### What this task involves
Gather from the listing below each line that includes the word "dibujo", and copy it.

Saved entries
-------

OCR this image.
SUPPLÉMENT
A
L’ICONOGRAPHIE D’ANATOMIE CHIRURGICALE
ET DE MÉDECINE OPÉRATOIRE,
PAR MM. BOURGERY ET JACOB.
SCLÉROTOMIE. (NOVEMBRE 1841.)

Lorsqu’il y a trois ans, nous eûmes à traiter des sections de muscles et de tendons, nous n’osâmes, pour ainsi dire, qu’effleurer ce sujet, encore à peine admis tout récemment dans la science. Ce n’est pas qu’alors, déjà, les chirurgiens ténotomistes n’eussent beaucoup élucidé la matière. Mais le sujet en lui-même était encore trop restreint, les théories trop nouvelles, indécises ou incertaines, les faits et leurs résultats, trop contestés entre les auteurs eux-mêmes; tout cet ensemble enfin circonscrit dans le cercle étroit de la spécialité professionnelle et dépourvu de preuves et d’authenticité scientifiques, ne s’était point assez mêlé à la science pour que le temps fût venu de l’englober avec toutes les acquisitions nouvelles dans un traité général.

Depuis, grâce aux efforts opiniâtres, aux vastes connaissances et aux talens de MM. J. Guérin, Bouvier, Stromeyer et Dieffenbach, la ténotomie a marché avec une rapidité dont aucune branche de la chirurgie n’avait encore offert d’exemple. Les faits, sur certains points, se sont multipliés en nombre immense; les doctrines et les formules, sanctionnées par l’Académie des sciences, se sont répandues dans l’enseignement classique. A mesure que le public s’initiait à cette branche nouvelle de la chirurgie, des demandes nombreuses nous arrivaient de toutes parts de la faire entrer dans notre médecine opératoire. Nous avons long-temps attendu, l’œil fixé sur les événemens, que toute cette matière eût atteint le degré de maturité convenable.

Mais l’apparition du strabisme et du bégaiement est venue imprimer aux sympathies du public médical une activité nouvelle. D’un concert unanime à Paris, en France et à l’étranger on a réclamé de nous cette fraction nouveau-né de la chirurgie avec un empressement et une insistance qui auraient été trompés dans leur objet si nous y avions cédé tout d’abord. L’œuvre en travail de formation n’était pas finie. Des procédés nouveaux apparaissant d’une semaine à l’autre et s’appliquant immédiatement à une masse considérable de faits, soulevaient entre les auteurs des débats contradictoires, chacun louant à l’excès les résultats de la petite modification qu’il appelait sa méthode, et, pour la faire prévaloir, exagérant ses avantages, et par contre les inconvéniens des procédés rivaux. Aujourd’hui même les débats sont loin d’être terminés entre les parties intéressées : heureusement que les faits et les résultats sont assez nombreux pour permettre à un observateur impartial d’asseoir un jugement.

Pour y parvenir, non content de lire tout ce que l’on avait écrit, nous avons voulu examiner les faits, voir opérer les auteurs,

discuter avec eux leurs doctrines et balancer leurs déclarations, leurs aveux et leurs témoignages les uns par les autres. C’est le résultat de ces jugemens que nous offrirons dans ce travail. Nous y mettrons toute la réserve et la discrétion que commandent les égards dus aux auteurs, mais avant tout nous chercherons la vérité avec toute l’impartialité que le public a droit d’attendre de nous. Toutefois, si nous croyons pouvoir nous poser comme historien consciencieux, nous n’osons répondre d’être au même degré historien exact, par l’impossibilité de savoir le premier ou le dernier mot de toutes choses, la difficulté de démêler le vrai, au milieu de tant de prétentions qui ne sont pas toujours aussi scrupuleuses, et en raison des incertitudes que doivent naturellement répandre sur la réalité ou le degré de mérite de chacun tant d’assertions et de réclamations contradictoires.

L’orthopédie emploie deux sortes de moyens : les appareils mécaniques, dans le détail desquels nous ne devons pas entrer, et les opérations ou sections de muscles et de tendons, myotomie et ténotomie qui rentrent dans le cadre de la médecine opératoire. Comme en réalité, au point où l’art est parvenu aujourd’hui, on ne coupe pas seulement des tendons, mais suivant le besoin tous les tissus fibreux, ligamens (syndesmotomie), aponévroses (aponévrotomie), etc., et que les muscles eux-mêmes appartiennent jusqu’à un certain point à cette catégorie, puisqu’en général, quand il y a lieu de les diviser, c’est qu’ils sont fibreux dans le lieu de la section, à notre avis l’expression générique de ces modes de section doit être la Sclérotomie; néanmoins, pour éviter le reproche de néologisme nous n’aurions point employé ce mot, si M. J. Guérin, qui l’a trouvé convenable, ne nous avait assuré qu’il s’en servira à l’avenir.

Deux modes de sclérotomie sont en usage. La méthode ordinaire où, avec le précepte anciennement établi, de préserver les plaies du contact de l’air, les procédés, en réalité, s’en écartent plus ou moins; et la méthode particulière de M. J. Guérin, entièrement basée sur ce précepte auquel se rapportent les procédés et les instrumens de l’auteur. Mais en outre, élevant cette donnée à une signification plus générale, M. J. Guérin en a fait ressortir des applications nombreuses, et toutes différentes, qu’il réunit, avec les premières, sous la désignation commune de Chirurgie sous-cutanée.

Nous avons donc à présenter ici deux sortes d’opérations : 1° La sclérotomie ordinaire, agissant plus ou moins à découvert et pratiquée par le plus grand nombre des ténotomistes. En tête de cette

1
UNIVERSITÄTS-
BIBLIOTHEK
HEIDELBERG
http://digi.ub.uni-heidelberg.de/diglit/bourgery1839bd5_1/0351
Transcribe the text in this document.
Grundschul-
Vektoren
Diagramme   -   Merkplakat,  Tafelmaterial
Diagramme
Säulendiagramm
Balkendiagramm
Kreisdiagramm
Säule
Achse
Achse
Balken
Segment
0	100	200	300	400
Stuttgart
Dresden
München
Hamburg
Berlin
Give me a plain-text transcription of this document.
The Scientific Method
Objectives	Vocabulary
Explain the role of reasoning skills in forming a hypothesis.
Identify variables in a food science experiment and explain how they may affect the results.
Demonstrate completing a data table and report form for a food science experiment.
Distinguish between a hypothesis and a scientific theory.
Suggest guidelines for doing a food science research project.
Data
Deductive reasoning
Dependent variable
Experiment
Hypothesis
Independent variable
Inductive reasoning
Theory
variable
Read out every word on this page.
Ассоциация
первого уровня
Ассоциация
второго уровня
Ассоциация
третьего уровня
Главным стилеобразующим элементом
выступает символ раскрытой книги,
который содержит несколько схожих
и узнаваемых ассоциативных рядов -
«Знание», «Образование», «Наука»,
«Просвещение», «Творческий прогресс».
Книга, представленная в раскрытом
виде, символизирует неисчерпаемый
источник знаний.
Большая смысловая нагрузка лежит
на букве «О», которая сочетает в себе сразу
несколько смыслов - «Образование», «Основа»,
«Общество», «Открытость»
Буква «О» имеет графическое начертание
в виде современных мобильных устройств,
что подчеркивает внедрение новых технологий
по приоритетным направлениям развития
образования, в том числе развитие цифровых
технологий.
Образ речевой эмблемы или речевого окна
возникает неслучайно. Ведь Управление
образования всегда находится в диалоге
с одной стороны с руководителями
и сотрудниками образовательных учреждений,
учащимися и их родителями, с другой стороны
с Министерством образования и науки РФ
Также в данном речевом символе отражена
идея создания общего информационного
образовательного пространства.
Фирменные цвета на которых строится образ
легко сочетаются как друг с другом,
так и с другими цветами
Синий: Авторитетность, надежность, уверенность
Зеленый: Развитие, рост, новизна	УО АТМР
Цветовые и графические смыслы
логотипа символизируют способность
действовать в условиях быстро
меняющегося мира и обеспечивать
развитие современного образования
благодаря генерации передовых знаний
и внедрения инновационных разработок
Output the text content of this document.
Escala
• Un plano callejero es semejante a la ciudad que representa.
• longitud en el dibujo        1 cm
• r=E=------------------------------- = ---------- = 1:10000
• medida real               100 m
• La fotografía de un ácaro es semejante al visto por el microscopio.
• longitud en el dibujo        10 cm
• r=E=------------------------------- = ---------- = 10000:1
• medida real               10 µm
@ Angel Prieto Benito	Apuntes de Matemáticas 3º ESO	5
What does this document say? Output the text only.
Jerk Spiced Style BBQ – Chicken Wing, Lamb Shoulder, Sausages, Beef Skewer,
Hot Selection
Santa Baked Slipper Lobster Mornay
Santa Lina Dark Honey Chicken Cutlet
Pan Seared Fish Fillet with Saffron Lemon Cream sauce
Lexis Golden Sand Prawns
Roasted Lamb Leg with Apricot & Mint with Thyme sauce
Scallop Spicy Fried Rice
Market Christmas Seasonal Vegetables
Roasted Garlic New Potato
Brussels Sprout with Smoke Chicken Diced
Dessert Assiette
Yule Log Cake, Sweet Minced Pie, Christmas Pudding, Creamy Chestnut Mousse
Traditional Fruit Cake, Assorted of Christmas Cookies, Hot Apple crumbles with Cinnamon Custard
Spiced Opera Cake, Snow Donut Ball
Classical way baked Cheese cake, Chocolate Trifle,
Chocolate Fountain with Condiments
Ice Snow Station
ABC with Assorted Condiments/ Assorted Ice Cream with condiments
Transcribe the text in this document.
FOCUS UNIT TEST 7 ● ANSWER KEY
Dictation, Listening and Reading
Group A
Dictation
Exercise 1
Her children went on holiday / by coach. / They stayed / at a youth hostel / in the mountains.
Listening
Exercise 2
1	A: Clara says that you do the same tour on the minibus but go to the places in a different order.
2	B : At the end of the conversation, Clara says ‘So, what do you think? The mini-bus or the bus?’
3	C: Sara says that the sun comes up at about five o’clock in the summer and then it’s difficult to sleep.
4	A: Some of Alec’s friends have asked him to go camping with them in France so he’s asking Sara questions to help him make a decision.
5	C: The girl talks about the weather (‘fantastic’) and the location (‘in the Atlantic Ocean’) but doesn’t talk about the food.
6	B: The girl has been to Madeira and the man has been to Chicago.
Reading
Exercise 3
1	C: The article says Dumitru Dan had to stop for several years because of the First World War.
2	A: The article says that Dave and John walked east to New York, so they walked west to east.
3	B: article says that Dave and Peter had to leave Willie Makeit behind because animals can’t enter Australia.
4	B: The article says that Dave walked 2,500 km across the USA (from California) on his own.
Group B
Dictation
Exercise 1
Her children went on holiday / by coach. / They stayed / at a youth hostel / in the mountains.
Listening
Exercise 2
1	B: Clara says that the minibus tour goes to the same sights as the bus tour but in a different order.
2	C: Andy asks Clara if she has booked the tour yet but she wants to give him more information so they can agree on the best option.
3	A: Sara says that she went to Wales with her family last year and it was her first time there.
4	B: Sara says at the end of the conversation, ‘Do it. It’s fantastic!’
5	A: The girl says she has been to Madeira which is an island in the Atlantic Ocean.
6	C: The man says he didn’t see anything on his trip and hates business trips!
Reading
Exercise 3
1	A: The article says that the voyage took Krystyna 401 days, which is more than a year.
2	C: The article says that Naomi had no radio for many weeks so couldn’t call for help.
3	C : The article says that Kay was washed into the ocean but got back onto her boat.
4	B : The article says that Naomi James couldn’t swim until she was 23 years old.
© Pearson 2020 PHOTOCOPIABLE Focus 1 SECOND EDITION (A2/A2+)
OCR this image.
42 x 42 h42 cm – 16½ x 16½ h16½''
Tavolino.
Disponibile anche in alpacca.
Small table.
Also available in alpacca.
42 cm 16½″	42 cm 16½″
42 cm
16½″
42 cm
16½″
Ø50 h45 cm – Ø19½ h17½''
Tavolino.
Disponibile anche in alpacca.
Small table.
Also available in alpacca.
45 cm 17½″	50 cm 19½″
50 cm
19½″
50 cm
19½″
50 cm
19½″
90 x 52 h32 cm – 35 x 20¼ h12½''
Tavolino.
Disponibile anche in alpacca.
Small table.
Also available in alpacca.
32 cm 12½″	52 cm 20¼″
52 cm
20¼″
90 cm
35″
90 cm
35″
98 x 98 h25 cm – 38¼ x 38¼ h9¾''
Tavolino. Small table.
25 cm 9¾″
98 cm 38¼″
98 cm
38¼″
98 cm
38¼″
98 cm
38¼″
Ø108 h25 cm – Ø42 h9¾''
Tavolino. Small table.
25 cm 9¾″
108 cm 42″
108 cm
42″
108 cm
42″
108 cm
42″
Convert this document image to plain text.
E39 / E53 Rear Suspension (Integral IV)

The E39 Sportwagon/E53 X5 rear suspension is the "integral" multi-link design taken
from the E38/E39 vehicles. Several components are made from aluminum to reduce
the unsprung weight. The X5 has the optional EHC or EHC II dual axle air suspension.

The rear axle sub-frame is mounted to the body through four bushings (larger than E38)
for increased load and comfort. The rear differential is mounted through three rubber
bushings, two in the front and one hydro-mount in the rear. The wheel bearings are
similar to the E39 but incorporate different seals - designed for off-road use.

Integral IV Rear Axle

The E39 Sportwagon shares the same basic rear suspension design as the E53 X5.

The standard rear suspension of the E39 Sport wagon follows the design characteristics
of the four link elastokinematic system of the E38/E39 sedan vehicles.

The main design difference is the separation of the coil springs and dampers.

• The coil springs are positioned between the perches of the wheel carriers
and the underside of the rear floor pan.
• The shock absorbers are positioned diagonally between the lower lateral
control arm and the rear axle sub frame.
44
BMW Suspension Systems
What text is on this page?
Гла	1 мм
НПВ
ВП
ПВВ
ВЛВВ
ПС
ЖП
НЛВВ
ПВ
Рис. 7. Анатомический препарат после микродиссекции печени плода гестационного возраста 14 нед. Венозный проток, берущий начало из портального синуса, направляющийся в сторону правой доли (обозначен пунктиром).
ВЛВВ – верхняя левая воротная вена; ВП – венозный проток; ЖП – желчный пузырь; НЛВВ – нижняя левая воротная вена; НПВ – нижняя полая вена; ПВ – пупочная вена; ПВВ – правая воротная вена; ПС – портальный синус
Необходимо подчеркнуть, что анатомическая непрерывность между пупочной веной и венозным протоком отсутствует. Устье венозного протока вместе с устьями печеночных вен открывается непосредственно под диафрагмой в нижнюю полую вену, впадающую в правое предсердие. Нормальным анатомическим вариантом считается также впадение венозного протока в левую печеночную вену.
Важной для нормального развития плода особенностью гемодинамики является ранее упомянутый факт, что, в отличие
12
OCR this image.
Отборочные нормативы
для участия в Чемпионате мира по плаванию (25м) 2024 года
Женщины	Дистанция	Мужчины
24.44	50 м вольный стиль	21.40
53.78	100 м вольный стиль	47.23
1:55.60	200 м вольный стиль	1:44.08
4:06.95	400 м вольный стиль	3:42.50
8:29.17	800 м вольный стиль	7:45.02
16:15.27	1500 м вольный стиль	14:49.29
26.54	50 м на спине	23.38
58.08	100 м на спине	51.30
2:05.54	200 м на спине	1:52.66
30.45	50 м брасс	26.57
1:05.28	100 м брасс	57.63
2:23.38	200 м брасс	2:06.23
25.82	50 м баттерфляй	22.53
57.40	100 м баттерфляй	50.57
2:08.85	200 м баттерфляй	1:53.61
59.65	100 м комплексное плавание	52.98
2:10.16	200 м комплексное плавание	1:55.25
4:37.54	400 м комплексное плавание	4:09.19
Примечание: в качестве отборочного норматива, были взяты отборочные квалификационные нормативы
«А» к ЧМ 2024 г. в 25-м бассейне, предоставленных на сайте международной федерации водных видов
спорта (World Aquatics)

-------

### Output of the exercise
• longitud en el dibujo        1 cm
• longitud en el dibujo        10 cm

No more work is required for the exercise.